# [RECORDED DATA]
+ + + + +

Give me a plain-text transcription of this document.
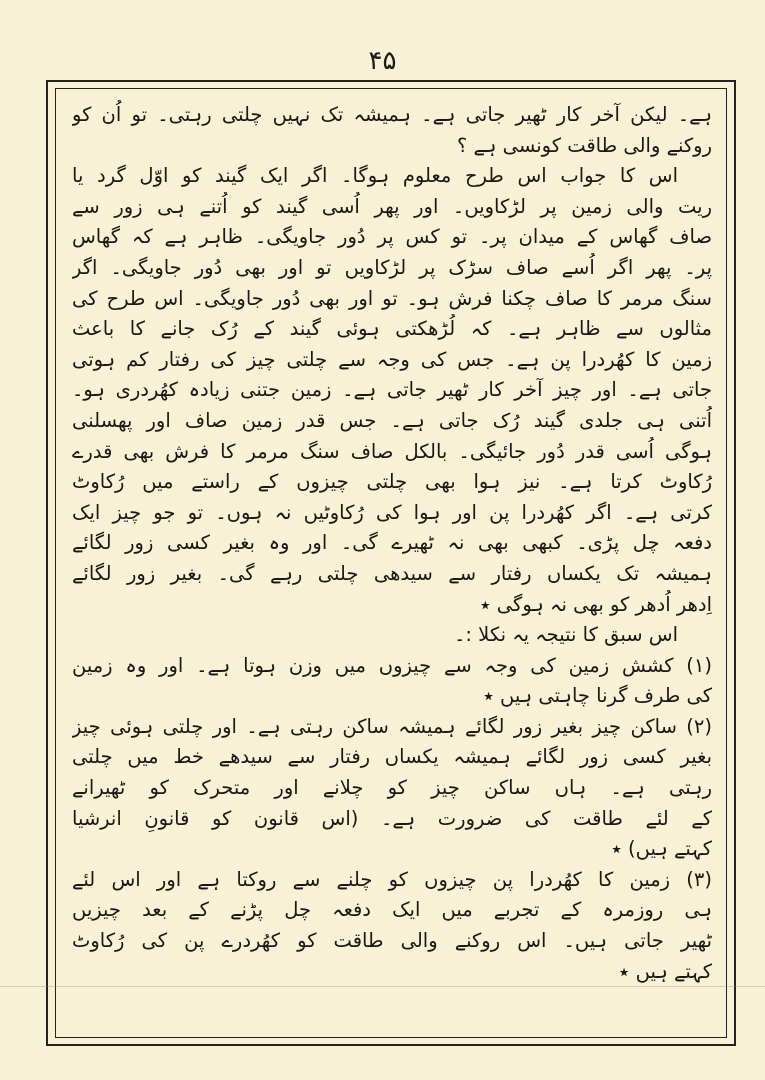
۴۵
ہے۔ لیکن آخر کار ٹھیر جاتی ہے۔ ہمیشہ تک نہیں چلتی رہتی۔ تو اُن کو
روکنے والی طاقت کونسی ہے ؟
اس کا جواب اس طرح معلوم ہوگا۔ اگر ایک گیند کو اوّل گرد یا
ریت والی زمین پر لڑکاویں۔ اور پھر اُسی گیند کو اُتنے ہی زور سے
صاف گھاس کے میدان پر۔ تو کس پر دُور جاویگی۔ ظاہر ہے کہ گھاس
پر۔ پھر اگر اُسے صاف سڑک پر لڑکاویں تو اور بھی دُور جاویگی۔ اگر
سنگ مرمر کا صاف چکنا فرش ہو۔ تو اور بھی دُور جاویگی۔ اس طرح کی
مثالوں سے ظاہر ہے۔ کہ لُڑھکتی ہوئی گیند کے رُک جانے کا باعث
زمین کا کھُردرا پن ہے۔ جس کی وجہ سے چلتی چیز کی رفتار کم ہوتی
جاتی ہے۔ اور چیز آخر کار ٹھیر جاتی ہے۔ زمین جتنی زیادہ کھُردری ہو۔
اُتنی ہی جلدی گیند رُک جاتی ہے۔ جس قدر زمین صاف اور پھسلنی
ہوگی اُسی قدر دُور جائیگی۔ بالکل صاف سنگ مرمر کا فرش بھی قدرے
رُکاوٹ کرتا ہے۔ نیز ہوا بھی چلتی چیزوں کے راستے میں رُکاوٹ
کرتی ہے۔ اگر کھُردرا پن اور ہوا کی رُکاوٹیں نہ ہوں۔ تو جو چیز ایک
دفعہ چل پڑی۔ کبھی بھی نہ ٹھیرے گی۔ اور وہ بغیر کسی زور لگائے
ہمیشہ تک یکساں رفتار سے سیدھی چلتی رہے گی۔ بغیر زور لگائے
اِدھر اُدھر کو بھی نہ ہوگی ٭
اس سبق کا نتیجہ یہ نکلا :۔
(۱) کشش زمین کی وجہ سے چیزوں میں وزن ہوتا ہے۔ اور وہ زمین
کی طرف گرنا چاہتی ہیں ٭
(۲) ساکن چیز بغیر زور لگائے ہمیشہ ساکن رہتی ہے۔ اور چلتی ہوئی چیز
بغیر کسی زور لگائے ہمیشہ یکساں رفتار سے سیدھے خط میں چلتی
رہتی ہے۔ ہاں ساکن چیز کو چلانے اور متحرک کو ٹھیرانے
کے لئے طاقت کی ضرورت ہے۔ (اس قانون کو قانونِ انرشیا
کہتے ہیں) ٭
(۳) زمین کا کھُردرا پن چیزوں کو چلنے سے روکتا ہے اور اس لئے
ہی روزمرہ کے تجربے میں ایک دفعہ چل پڑنے کے بعد چیزیں
ٹھیر جاتی ہیں۔ اس روکنے والی طاقت کو کھُردرے پن کی رُکاوٹ
کہتے ہیں ٭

+ + + + +

# [REQUIREMENT]
Omit every picture, then repeat the remaining data exactly as it appears above.

# [OUTPUT]
Give me a plain-text transcription of this document.
۴۵
ہے۔ لیکن آخر کار ٹھیر جاتی ہے۔ ہمیشہ تک نہیں چلتی رہتی۔ تو اُن کو
روکنے والی طاقت کونسی ہے ؟
اس کا جواب اس طرح معلوم ہوگا۔ اگر ایک گیند کو اوّل گرد یا
ریت والی زمین پر لڑکاویں۔ اور پھر اُسی گیند کو اُتنے ہی زور سے
صاف گھاس کے میدان پر۔ تو کس پر دُور جاویگی۔ ظاہر ہے کہ گھاس
پر۔ پھر اگر اُسے صاف سڑک پر لڑکاویں تو اور بھی دُور جاویگی۔ اگر
سنگ مرمر کا صاف چکنا فرش ہو۔ تو اور بھی دُور جاویگی۔ اس طرح کی
مثالوں سے ظاہر ہے۔ کہ لُڑھکتی ہوئی گیند کے رُک جانے کا باعث
زمین کا کھُردرا پن ہے۔ جس کی وجہ سے چلتی چیز کی رفتار کم ہوتی
جاتی ہے۔ اور چیز آخر کار ٹھیر جاتی ہے۔ زمین جتنی زیادہ کھُردری ہو۔
اُتنی ہی جلدی گیند رُک جاتی ہے۔ جس قدر زمین صاف اور پھسلنی
ہوگی اُسی قدر دُور جائیگی۔ بالکل صاف سنگ مرمر کا فرش بھی قدرے
رُکاوٹ کرتا ہے۔ نیز ہوا بھی چلتی چیزوں کے راستے میں رُکاوٹ
کرتی ہے۔ اگر کھُردرا پن اور ہوا کی رُکاوٹیں نہ ہوں۔ تو جو چیز ایک
دفعہ چل پڑی۔ کبھی بھی نہ ٹھیرے گی۔ اور وہ بغیر کسی زور لگائے
ہمیشہ تک یکساں رفتار سے سیدھی چلتی رہے گی۔ بغیر زور لگائے
اِدھر اُدھر کو بھی نہ ہوگی ٭
اس سبق کا نتیجہ یہ نکلا :۔
(۱) کشش زمین کی وجہ سے چیزوں میں وزن ہوتا ہے۔ اور وہ زمین
کی طرف گرنا چاہتی ہیں ٭
(۲) ساکن چیز بغیر زور لگائے ہمیشہ ساکن رہتی ہے۔ اور چلتی ہوئی چیز
بغیر کسی زور لگائے ہمیشہ یکساں رفتار سے سیدھے خط میں چلتی
رہتی ہے۔ ہاں ساکن چیز کو چلانے اور متحرک کو ٹھیرانے
کے لئے طاقت کی ضرورت ہے۔ (اس قانون کو قانونِ انرشیا
کہتے ہیں) ٭
(۳) زمین کا کھُردرا پن چیزوں کو چلنے سے روکتا ہے اور اس لئے
ہی روزمرہ کے تجربے میں ایک دفعہ چل پڑنے کے بعد چیزیں
ٹھیر جاتی ہیں۔ اس روکنے والی طاقت کو کھُردرے پن کی رُکاوٹ
کہتے ہیں ٭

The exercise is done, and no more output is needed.